-- Start of Records for the task --
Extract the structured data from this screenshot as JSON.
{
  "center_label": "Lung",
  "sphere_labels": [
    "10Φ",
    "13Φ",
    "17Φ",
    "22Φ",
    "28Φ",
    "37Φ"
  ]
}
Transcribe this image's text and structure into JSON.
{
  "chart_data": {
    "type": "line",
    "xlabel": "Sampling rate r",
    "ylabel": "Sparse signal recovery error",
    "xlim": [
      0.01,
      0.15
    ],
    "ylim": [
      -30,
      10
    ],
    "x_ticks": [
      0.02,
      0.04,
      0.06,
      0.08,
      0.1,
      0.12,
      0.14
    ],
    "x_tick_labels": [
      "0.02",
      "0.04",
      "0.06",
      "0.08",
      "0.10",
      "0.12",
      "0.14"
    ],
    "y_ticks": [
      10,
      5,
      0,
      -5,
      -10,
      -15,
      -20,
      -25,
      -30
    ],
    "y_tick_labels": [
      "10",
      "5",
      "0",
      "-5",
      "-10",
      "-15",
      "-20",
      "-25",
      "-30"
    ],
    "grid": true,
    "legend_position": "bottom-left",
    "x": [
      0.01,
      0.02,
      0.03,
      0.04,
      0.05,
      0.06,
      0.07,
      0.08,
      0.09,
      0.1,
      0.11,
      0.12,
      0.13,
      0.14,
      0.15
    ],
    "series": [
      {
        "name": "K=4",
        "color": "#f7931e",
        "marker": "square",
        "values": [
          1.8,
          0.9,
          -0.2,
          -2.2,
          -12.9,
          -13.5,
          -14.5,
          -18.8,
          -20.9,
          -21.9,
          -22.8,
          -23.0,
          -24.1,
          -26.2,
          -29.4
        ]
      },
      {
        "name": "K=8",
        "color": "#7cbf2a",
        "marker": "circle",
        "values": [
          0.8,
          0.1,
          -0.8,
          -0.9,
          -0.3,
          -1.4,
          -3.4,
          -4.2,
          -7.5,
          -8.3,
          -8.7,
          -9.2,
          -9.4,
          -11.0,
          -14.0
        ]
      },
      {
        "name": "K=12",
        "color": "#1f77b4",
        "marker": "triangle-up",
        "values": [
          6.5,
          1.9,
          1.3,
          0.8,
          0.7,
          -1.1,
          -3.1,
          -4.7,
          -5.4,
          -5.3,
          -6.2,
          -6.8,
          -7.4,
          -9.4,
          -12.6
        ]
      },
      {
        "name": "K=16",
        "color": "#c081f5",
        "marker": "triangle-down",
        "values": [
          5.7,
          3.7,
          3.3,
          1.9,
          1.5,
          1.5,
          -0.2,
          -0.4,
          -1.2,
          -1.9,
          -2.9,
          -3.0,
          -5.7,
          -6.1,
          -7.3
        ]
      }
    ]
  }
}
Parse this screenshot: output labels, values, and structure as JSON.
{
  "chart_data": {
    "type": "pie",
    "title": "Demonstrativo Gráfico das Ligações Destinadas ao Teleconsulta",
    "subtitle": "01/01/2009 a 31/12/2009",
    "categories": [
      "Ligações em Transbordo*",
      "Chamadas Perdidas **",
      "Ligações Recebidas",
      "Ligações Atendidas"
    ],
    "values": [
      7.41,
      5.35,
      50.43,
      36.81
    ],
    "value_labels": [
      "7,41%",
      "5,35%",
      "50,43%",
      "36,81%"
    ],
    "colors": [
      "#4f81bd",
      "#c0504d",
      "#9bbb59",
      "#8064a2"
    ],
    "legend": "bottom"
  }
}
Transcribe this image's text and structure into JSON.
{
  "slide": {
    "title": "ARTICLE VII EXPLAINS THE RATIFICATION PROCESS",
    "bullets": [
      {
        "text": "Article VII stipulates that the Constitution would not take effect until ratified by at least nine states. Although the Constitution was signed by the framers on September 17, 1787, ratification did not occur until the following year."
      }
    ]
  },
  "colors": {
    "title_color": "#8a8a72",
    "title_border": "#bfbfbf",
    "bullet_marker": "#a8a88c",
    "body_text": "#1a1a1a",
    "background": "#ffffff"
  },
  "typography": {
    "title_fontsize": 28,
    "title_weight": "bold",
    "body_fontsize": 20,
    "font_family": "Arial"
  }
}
-- End of Records for the task --
# [Exercise directions]
Restate the whole of the material exactly.

# [Answer to the problem]
Extract the structured data from this screenshot as JSON.
{
  "center_label": "Lung",
  "sphere_labels": [
    "10Φ",
    "13Φ",
    "17Φ",
    "22Φ",
    "28Φ",
    "37Φ"
  ]
}
Transcribe this image's text and structure into JSON.
{
  "chart_data": {
    "type": "line",
    "xlabel": "Sampling rate r",
    "ylabel": "Sparse signal recovery error",
    "xlim": [
      0.01,
      0.15
    ],
    "ylim": [
      -30,
      10
    ],
    "x_ticks": [
      0.02,
      0.04,
      0.06,
      0.08,
      0.1,
      0.12,
      0.14
    ],
    "x_tick_labels": [
      "0.02",
      "0.04",
      "0.06",
      "0.08",
      "0.10",
      "0.12",
      "0.14"
    ],
    "y_ticks": [
      10,
      5,
      0,
      -5,
      -10,
      -15,
      -20,
      -25,
      -30
    ],
    "y_tick_labels": [
      "10",
      "5",
      "0",
      "-5",
      "-10",
      "-15",
      "-20",
      "-25",
      "-30"
    ],
    "grid": true,
    "legend_position": "bottom-left",
    "x": [
      0.01,
      0.02,
      0.03,
      0.04,
      0.05,
      0.06,
      0.07,
      0.08,
      0.09,
      0.1,
      0.11,
      0.12,
      0.13,
      0.14,
      0.15
    ],
    "series": [
      {
        "name": "K=4",
        "color": "#f7931e",
        "marker": "square",
        "values": [
          1.8,
          0.9,
          -0.2,
          -2.2,
          -12.9,
          -13.5,
          -14.5,
          -18.8,
          -20.9,
          -21.9,
          -22.8,
          -23.0,
          -24.1,
          -26.2,
          -29.4
        ]
      },
      {
        "name": "K=8",
        "color": "#7cbf2a",
        "marker": "circle",
        "values": [
          0.8,
          0.1,
          -0.8,
          -0.9,
          -0.3,
          -1.4,
          -3.4,
          -4.2,
          -7.5,
          -8.3,
          -8.7,
          -9.2,
          -9.4,
          -11.0,
          -14.0
        ]
      },
      {
        "name": "K=12",
        "color": "#1f77b4",
        "marker": "triangle-up",
        "values": [
          6.5,
          1.9,
          1.3,
          0.8,
          0.7,
          -1.1,
          -3.1,
          -4.7,
          -5.4,
          -5.3,
          -6.2,
          -6.8,
          -7.4,
          -9.4,
          -12.6
        ]
      },
      {
        "name": "K=16",
        "color": "#c081f5",
        "marker": "triangle-down",
        "values": [
          5.7,
          3.7,
          3.3,
          1.9,
          1.5,
          1.5,
          -0.2,
          -0.4,
          -1.2,
          -1.9,
          -2.9,
          -3.0,
          -5.7,
          -6.1,
          -7.3
        ]
      }
    ]
  }
}
Parse this screenshot: output labels, values, and structure as JSON.
{
  "chart_data": {
    "type": "pie",
    "title": "Demonstrativo Gráfico das Ligações Destinadas ao Teleconsulta",
    "subtitle": "01/01/2009 a 31/12/2009",
    "categories": [
      "Ligações em Transbordo*",
      "Chamadas Perdidas **",
      "Ligações Recebidas",
      "Ligações Atendidas"
    ],
    "values": [
      7.41,
      5.35,
      50.43,
      36.81
    ],
    "value_labels": [
      "7,41%",
      "5,35%",
      "50,43%",
      "36,81%"
    ],
    "colors": [
      "#4f81bd",
      "#c0504d",
      "#9bbb59",
      "#8064a2"
    ],
    "legend": "bottom"
  }
}
Transcribe this image's text and structure into JSON.
{
  "slide": {
    "title": "ARTICLE VII EXPLAINS THE RATIFICATION PROCESS",
    "bullets": [
      {
        "text": "Article VII stipulates that the Constitution would not take effect until ratified by at least nine states. Although the Constitution was signed by the framers on September 17, 1787, ratification did not occur until the following year."
      }
    ]
  },
  "colors": {
    "title_color": "#8a8a72",
    "title_border": "#bfbfbf",
    "bullet_marker": "#a8a88c",
    "body_text": "#1a1a1a",
    "background": "#ffffff"
  },
  "typography": {
    "title_fontsize": 28,
    "title_weight": "bold",
    "body_fontsize": 20,
    "font_family": "Arial"
  }
}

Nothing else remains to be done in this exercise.